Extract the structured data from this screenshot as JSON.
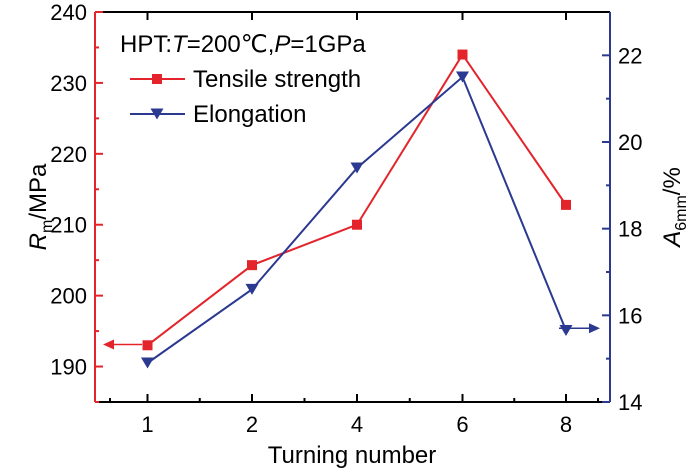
{
  "chart_data": {
    "type": "line",
    "categories": [
      "1",
      "2",
      "4",
      "6",
      "8"
    ],
    "xlabel": "Turning number",
    "annotation": {
      "prefix": "HPT:",
      "t_var": "T",
      "t_val": "=200℃,",
      "p_var": "P",
      "p_val": "=1GPa"
    },
    "left_axis": {
      "label_var": "R",
      "label_sub": "m",
      "label_unit": "/MPa",
      "ylim": [
        185,
        240
      ],
      "ticks": [
        190,
        200,
        210,
        220,
        230,
        240
      ],
      "color": "#e3242b"
    },
    "right_axis": {
      "label_var": "A",
      "label_sub": "6mm",
      "label_unit": "/%",
      "ylim": [
        14,
        23
      ],
      "ticks": [
        14,
        16,
        18,
        20,
        22
      ],
      "color": "#2b3990"
    },
    "series": [
      {
        "name": "Tensile strength",
        "axis": "left",
        "marker": "square",
        "color": "#e3242b",
        "values": [
          193,
          204.3,
          210,
          234,
          212.8
        ]
      },
      {
        "name": "Elongation",
        "axis": "right",
        "marker": "triangle-down",
        "color": "#2b3990",
        "values": [
          14.9,
          16.6,
          19.4,
          21.5,
          15.65
        ]
      }
    ]
  }
}
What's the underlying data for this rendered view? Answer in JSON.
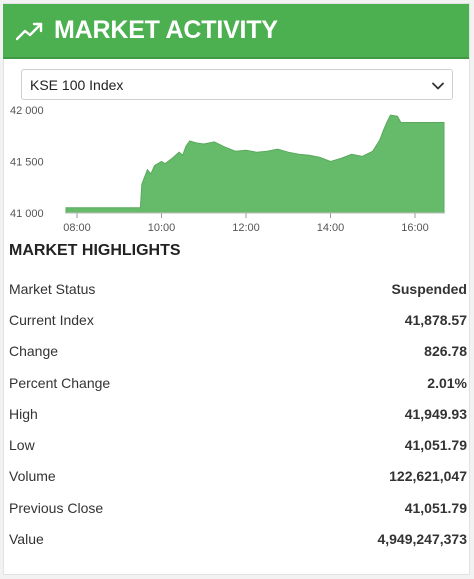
——————
WRITTEN REQUEST: Repeat the records above exactly, leaving out any pictures they contain.

FULL SOLUTION:
Extract the structured data from this screenshot as JSON.
{
  "chart_data": {
    "type": "line",
    "categories": [
      "1",
      "2",
      "4",
      "6",
      "8"
    ],
    "xlabel": "Turning number",
    "annotation": {
      "prefix": "HPT:",
      "t_var": "T",
      "t_val": "=200℃,",
      "p_var": "P",
      "p_val": "=1GPa"
    },
    "left_axis": {
      "label_var": "R",
      "label_sub": "m",
      "label_unit": "/MPa",
      "ylim": [
        185,
        240
      ],
      "ticks": [
        190,
        200,
        210,
        220,
        230,
        240
      ],
      "color": "#e3242b"
    },
    "right_axis": {
      "label_var": "A",
      "label_sub": "6mm",
      "label_unit": "/%",
      "ylim": [
        14,
        23
      ],
      "ticks": [
        14,
        16,
        18,
        20,
        22
      ],
      "color": "#2b3990"
    },
    "series": [
      {
        "name": "Tensile strength",
        "axis": "left",
        "marker": "square",
        "color": "#e3242b",
        "values": [
          193,
          204.3,
          210,
          234,
          212.8
        ]
      },
      {
        "name": "Elongation",
        "axis": "right",
        "marker": "triangle-down",
        "color": "#2b3990",
        "values": [
          14.9,
          16.6,
          19.4,
          21.5,
          15.65
        ]
      }
    ]
  }
}
What's the underlying data for this rendered view? Answer in JSON.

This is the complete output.